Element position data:
* start *
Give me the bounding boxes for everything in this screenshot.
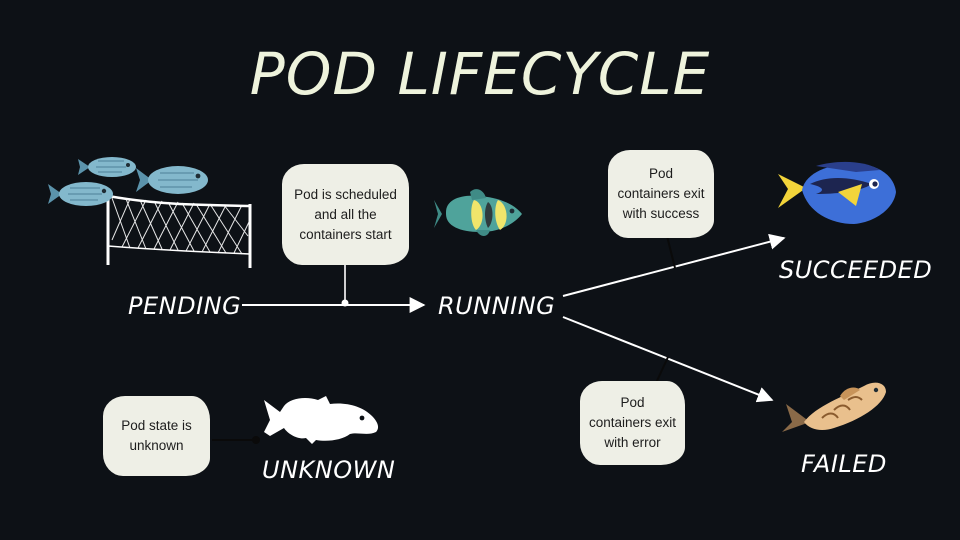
note-exit-error: Pod containers exit with error: [580, 381, 685, 465]
state-label-running: RUNNING: [438, 292, 556, 320]
silhouette-fish-icon: [264, 396, 379, 444]
state-label-succeeded: SUCCEEDED: [779, 256, 933, 284]
connector-success-note: [666, 235, 676, 269]
state-label-failed: FAILED: [801, 450, 887, 478]
clownfish-icon: [434, 189, 522, 236]
note-scheduled-text: Pod is scheduled and all the containers …: [294, 186, 397, 242]
note-unknown-text: Pod state is unknown: [121, 418, 192, 453]
note-scheduled: Pod is scheduled and all the containers …: [282, 164, 409, 265]
arrow-running-to-succeeded: [562, 233, 786, 297]
state-label-unknown: UNKNOWN: [262, 456, 396, 484]
koi-fish-icon: [782, 382, 886, 432]
blue-tang-fish-icon: [778, 161, 896, 224]
note-exit-error-text: Pod containers exit with error: [588, 395, 677, 450]
note-unknown: Pod state is unknown: [103, 396, 210, 476]
fish-school-net-icon: [48, 157, 252, 268]
connector-error-note: [655, 356, 669, 384]
connector-dot-unknown: [252, 436, 260, 444]
page-title: POD LIFECYCLE: [249, 40, 711, 108]
note-exit-success: Pod containers exit with success: [608, 150, 714, 238]
state-label-pending: PENDING: [128, 292, 242, 320]
connector-dot-scheduled: [341, 299, 349, 307]
note-exit-success-text: Pod containers exit with success: [617, 166, 705, 221]
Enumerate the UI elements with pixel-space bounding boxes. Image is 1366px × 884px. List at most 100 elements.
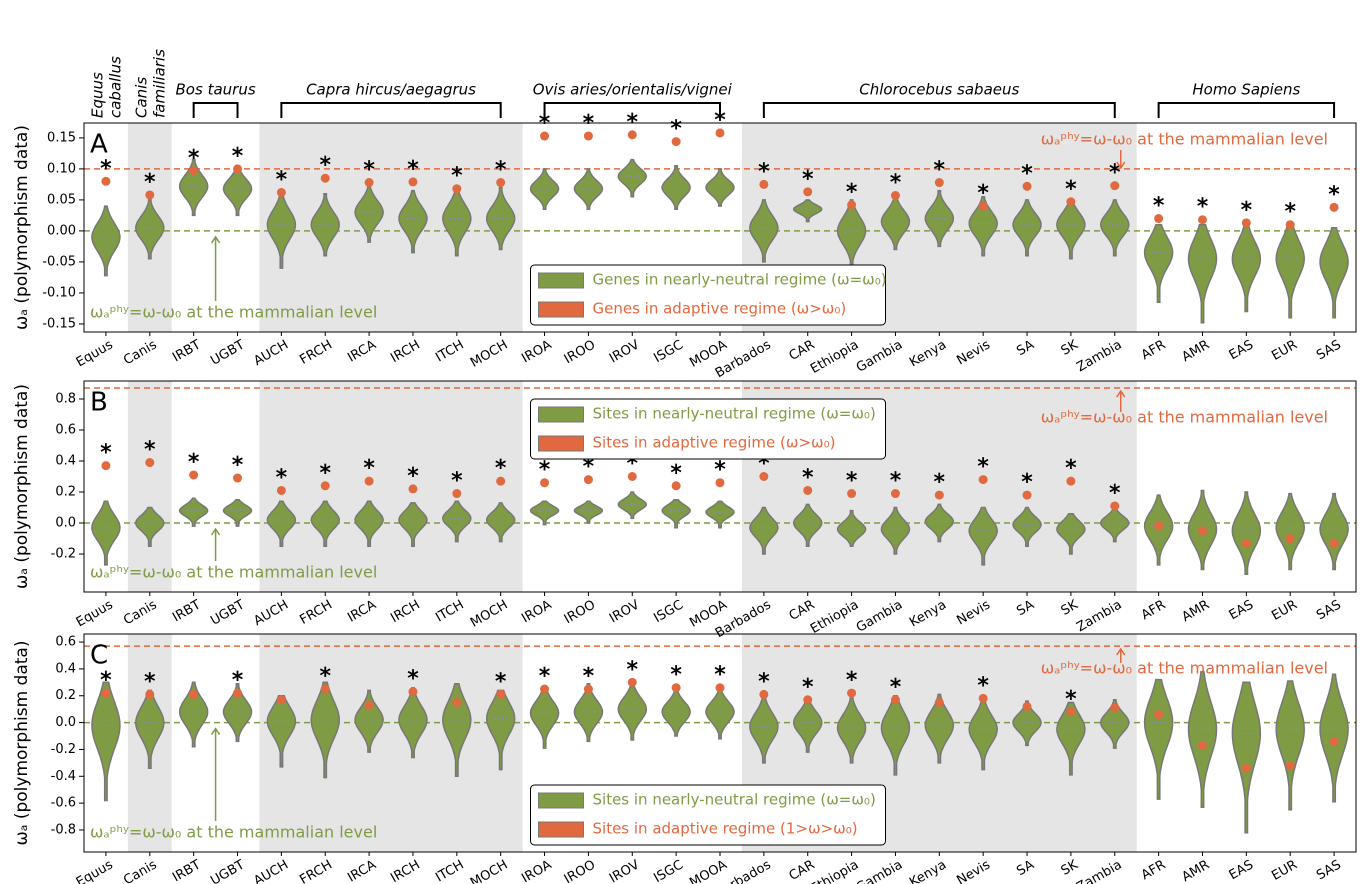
* end *
WHAT YOU SHOULD DO | Please print word for word the lines from the one containing "note-exit-error: Pod containers" up to and including the one containing "note-unknown-text: Pod state".

RESULT FOR THIS EXERCISE |
note-exit-error: Pod containers exit with error: [580, 381, 685, 465]
state-label-running: RUNNING: [438, 292, 556, 320]
silhouette-fish-icon: [264, 396, 379, 444]
state-label-succeeded: SUCCEEDED: [779, 256, 933, 284]
connector-success-note: [666, 235, 676, 269]
state-label-failed: FAILED: [801, 450, 887, 478]
clownfish-icon: [434, 189, 522, 236]
note-scheduled-text: Pod is scheduled and all the containers …: [294, 186, 397, 242]
note-unknown-text: Pod state is unknown: [121, 418, 192, 453]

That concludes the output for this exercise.